Extract the lines that hold the string "SNMPTRAPTARGET".
──────
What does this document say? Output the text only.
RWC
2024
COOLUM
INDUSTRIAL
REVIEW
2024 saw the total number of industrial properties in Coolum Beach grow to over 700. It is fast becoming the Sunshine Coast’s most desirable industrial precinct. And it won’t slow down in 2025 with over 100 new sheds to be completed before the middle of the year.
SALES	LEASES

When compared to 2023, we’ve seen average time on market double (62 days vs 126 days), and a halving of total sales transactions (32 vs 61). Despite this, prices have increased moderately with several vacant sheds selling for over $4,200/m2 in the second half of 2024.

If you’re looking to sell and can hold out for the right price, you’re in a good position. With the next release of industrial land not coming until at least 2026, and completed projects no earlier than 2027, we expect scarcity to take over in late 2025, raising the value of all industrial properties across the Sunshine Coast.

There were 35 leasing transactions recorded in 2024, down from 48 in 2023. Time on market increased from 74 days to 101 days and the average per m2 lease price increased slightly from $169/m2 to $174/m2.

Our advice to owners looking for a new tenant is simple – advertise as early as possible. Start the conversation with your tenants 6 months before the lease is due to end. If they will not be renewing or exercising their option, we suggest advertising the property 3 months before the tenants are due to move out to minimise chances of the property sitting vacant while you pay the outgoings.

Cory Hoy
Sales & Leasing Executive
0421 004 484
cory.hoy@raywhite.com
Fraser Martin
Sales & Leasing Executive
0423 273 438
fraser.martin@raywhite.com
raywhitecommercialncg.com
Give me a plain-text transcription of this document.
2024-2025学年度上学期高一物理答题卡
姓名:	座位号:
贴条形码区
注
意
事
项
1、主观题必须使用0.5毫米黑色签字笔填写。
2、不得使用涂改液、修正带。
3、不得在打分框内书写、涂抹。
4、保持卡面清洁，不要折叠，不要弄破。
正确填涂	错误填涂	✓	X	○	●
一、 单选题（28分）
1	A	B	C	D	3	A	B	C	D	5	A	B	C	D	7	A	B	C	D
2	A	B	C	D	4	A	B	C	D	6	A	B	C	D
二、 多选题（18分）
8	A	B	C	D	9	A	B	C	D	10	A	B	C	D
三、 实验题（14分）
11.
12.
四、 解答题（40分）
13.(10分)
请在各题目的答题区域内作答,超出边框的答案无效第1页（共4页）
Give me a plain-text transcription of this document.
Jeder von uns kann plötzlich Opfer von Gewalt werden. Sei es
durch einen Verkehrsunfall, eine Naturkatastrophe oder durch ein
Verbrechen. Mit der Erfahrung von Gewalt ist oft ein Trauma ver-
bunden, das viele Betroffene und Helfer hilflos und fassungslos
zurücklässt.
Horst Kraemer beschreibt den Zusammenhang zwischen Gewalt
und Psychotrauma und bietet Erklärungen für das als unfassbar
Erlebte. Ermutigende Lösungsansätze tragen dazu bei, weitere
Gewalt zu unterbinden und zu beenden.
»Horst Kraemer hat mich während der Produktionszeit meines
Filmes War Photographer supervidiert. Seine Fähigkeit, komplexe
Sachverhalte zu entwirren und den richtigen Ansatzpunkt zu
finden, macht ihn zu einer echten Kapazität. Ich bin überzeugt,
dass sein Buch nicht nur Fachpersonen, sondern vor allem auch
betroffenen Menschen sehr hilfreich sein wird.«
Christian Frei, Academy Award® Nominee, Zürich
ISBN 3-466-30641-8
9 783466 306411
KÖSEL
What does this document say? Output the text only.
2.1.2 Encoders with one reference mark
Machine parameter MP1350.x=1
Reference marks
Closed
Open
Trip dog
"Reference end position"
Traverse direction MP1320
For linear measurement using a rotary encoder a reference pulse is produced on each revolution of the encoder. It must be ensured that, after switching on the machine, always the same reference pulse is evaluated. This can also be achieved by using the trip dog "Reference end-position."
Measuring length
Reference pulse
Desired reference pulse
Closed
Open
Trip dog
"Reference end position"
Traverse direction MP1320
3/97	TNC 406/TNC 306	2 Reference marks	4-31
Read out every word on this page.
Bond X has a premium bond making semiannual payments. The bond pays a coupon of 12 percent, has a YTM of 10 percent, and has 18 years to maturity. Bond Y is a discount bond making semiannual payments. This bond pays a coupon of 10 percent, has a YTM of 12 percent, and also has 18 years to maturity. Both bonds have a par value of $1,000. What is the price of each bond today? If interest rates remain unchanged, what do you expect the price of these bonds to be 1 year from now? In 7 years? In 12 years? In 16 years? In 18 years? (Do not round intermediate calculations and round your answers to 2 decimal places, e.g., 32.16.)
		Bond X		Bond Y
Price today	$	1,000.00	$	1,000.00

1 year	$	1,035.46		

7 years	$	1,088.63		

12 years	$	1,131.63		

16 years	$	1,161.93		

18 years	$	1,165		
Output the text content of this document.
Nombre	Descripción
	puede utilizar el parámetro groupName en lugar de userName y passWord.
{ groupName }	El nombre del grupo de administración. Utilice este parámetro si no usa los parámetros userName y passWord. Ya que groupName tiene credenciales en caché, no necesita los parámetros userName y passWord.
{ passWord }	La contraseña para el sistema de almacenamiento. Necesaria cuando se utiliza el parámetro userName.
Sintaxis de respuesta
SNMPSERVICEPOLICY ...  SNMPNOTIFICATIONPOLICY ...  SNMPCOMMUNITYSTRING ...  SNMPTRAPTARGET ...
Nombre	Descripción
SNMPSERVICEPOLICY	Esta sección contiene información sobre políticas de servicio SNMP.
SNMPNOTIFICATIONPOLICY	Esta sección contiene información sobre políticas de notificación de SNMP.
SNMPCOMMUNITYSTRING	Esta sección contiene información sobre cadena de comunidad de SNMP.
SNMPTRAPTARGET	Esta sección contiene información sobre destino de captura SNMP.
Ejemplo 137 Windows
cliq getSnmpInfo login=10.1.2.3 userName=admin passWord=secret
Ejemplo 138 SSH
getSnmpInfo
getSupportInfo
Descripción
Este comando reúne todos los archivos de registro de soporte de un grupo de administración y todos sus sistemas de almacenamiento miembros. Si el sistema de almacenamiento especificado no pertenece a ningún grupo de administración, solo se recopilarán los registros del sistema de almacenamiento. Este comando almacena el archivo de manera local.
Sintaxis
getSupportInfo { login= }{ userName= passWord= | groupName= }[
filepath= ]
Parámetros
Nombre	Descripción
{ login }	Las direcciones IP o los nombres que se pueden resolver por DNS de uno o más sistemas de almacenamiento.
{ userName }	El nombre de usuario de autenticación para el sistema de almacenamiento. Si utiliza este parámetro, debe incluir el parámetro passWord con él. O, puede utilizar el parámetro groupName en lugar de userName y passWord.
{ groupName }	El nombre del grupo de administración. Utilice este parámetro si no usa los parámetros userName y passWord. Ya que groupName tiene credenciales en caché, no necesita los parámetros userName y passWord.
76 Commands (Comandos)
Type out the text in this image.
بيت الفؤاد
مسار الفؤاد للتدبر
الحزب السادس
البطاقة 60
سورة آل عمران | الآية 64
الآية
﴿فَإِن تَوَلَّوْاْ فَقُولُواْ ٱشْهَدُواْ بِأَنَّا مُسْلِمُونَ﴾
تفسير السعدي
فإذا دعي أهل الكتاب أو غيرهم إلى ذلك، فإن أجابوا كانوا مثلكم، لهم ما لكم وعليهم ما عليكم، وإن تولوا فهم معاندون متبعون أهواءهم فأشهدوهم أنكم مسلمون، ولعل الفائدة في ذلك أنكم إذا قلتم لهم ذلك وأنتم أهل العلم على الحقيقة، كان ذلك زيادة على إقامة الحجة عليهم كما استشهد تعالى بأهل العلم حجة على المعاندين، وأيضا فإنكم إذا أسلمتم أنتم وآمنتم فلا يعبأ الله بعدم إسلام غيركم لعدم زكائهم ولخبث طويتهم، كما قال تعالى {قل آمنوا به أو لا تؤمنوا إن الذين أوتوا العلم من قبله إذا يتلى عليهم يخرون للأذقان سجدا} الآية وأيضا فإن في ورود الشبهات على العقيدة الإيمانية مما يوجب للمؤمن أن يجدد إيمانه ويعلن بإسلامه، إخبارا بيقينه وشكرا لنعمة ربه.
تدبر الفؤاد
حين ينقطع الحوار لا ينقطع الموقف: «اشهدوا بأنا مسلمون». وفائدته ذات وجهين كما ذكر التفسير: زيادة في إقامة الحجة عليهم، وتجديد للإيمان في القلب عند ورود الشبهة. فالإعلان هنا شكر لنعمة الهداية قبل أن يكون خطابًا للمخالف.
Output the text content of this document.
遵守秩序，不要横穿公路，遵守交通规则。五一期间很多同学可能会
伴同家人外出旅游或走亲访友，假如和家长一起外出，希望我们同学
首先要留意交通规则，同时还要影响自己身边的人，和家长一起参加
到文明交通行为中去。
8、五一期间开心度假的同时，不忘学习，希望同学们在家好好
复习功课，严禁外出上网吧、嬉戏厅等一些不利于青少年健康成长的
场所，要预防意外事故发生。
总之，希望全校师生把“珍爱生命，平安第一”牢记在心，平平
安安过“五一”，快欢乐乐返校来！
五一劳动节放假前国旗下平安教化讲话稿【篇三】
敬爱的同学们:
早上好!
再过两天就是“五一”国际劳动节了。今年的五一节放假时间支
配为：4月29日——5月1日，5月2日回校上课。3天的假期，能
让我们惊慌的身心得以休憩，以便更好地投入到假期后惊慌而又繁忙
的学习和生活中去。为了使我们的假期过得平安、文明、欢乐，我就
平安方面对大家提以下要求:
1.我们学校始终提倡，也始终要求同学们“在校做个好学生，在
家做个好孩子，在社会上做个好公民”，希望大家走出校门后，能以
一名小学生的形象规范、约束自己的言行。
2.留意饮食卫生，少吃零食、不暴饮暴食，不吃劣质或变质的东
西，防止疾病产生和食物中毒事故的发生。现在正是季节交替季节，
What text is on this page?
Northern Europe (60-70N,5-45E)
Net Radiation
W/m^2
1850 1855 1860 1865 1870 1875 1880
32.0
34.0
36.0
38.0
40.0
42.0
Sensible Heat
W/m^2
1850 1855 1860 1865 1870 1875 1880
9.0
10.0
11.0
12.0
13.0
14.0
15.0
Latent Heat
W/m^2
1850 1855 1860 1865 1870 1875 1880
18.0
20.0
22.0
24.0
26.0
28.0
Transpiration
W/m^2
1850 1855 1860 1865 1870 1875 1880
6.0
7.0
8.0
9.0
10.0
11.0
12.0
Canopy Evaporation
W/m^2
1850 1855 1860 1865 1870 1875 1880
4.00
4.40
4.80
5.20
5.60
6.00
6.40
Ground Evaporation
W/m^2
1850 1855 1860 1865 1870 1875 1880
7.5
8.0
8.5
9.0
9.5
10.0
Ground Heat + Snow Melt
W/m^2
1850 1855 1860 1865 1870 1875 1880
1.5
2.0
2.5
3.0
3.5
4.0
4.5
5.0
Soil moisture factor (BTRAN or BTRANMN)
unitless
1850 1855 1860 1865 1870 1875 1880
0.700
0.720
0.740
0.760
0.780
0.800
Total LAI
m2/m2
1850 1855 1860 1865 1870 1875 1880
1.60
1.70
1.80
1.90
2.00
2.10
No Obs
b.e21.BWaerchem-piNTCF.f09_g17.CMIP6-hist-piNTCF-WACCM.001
──────
=== RESULT OF THIS EXERCISE ===
SNMPSERVICEPOLICY ...  SNMPNOTIFICATIONPOLICY ...  SNMPCOMMUNITYSTRING ...  SNMPTRAPTARGET ...
SNMPTRAPTARGET	Esta sección contiene información sobre destino de captura SNMP.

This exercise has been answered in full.